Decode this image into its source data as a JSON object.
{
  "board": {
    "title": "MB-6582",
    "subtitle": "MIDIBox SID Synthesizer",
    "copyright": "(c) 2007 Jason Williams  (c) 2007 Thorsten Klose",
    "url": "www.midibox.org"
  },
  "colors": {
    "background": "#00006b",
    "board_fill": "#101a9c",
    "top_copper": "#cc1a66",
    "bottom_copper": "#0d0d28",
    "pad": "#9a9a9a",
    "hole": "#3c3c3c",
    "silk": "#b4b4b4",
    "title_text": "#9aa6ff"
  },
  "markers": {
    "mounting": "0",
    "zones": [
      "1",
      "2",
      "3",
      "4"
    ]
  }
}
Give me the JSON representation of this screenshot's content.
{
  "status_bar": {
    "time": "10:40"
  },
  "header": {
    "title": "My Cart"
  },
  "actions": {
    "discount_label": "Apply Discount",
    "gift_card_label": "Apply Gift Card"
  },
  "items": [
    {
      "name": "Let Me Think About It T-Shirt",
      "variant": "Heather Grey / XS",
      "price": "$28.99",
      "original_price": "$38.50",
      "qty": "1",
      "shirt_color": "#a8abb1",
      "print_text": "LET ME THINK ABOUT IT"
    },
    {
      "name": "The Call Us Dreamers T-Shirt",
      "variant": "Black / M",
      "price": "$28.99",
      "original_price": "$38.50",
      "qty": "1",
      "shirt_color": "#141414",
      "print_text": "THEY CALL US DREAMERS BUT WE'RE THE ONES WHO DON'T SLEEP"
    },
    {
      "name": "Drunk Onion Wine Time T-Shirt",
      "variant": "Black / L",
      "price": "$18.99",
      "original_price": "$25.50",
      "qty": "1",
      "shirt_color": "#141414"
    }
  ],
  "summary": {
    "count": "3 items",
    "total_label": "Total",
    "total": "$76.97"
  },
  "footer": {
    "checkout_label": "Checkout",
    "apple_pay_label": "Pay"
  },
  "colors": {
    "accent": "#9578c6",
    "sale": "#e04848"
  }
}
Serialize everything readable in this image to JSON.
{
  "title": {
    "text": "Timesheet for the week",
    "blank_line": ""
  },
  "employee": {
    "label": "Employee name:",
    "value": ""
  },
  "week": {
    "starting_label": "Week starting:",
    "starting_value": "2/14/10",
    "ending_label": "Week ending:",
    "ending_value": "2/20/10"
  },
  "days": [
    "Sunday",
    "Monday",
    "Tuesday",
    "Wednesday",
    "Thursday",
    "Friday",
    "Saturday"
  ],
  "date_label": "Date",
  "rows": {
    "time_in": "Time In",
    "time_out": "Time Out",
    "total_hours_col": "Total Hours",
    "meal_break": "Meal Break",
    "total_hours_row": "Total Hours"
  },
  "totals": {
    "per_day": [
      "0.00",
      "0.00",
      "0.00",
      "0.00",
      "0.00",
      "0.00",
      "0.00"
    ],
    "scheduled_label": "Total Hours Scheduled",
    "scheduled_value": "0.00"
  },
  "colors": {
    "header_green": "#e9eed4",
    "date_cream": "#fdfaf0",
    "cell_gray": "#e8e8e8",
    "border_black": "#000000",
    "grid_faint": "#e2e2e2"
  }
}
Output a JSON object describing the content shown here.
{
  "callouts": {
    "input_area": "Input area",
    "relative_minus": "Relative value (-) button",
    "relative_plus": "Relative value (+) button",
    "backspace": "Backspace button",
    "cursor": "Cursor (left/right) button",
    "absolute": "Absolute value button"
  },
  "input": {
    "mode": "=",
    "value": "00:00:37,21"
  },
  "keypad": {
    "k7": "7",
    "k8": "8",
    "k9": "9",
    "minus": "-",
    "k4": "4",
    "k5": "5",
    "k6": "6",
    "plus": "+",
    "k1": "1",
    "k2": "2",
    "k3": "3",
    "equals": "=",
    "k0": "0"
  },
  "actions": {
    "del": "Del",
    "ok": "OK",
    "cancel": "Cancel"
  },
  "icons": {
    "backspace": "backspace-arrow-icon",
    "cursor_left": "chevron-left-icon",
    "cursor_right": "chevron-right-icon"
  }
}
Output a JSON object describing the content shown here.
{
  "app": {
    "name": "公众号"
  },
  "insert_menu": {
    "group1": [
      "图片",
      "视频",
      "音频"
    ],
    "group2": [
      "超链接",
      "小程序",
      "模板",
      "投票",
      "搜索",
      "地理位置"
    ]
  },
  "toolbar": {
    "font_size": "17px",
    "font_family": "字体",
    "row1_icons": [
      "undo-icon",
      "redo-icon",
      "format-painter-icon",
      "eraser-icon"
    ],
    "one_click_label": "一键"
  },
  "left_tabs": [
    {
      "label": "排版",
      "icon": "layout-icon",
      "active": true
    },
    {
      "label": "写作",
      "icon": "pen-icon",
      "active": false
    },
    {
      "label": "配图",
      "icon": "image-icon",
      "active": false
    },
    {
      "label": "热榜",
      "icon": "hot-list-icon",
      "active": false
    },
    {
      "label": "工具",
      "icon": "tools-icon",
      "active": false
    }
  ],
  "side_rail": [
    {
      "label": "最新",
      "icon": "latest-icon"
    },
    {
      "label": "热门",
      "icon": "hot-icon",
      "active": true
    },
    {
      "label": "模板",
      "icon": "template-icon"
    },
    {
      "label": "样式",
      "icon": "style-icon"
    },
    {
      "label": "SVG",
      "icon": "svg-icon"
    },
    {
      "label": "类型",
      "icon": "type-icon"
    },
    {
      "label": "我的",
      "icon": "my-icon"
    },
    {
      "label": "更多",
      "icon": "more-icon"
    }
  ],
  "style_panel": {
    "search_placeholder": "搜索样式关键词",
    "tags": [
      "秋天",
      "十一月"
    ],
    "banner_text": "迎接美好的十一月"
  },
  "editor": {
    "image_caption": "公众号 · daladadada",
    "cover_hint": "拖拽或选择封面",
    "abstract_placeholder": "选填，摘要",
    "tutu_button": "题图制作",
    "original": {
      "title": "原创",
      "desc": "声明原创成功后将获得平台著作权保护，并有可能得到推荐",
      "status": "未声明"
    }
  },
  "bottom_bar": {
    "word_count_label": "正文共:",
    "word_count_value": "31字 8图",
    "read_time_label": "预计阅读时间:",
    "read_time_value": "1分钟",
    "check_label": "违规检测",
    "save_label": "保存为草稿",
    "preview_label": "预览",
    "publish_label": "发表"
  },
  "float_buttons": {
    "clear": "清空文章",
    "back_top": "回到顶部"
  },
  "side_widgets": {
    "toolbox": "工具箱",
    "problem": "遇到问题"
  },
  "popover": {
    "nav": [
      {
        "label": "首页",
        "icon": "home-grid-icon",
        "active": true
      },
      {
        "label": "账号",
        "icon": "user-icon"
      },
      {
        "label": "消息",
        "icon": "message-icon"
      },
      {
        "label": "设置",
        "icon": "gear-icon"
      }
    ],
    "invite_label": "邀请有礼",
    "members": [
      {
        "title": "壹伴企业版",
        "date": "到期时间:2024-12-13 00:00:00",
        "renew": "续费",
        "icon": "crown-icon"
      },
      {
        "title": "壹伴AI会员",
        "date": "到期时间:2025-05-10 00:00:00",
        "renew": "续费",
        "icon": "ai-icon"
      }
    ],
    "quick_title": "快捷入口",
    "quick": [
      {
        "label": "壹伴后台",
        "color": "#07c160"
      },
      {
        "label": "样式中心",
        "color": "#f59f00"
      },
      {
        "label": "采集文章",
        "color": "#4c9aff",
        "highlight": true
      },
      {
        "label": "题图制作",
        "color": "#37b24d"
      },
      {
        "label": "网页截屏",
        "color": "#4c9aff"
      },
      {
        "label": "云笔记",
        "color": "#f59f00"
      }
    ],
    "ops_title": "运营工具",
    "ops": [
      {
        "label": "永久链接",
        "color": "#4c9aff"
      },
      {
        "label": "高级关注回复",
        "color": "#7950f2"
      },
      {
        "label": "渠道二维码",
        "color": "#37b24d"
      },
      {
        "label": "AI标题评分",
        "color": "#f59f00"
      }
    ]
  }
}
--
## PROBLEM DETAILS
Say how many lines in this listing hold the string "chevron", giving the count and nothing more.

## EXERCISE RESULT
2